## Problem
Copy each line in the data that includes the word "this".

(Records excerpted from a collection)
* begin *

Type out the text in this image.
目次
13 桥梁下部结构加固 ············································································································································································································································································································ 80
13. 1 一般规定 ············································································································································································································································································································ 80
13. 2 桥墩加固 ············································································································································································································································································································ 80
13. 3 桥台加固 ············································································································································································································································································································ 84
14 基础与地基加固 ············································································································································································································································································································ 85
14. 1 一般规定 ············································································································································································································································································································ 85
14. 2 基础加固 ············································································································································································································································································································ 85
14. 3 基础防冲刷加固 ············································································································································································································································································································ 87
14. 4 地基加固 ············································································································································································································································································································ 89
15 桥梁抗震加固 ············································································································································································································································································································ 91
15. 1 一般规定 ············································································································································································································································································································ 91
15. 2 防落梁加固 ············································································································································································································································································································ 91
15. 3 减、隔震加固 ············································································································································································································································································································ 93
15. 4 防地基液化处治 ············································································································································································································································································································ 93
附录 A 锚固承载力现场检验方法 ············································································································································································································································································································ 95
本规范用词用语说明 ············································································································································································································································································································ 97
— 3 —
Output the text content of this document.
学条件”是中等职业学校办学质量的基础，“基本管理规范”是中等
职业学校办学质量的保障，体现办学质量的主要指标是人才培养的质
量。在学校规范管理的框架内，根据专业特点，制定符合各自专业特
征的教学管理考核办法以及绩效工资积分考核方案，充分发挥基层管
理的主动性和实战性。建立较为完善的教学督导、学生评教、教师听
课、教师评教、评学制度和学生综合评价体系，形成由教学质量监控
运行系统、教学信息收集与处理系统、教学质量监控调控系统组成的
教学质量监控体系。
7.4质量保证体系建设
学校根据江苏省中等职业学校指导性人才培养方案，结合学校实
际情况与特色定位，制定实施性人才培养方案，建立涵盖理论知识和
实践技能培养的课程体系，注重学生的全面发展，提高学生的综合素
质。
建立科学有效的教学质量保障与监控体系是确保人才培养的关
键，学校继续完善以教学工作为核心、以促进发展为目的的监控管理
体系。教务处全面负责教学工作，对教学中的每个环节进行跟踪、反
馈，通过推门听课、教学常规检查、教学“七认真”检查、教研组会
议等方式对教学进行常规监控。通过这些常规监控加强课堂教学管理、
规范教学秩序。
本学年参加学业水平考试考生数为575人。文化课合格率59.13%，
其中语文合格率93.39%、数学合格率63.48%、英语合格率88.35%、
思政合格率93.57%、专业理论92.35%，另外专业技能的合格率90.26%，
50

* end *
* begin *

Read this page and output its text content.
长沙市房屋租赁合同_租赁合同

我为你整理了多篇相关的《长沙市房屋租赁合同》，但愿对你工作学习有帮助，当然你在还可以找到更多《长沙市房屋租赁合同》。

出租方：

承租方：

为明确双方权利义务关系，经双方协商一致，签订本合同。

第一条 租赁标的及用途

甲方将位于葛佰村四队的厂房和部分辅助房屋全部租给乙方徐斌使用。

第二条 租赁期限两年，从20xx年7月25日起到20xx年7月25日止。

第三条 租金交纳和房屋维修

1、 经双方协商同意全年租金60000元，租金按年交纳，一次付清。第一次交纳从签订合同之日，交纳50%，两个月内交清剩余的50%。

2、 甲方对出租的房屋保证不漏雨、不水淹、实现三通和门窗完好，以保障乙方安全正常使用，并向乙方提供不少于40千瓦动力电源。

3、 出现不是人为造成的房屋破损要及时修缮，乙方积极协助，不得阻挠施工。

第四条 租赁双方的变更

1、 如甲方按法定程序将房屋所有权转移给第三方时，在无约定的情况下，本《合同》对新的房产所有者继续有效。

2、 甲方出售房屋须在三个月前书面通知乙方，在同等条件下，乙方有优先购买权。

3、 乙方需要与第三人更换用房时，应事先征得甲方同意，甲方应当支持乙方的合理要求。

* end *

## Output below
Type out the text in this image.
Output the text content of this document.
Read this page and output its text content.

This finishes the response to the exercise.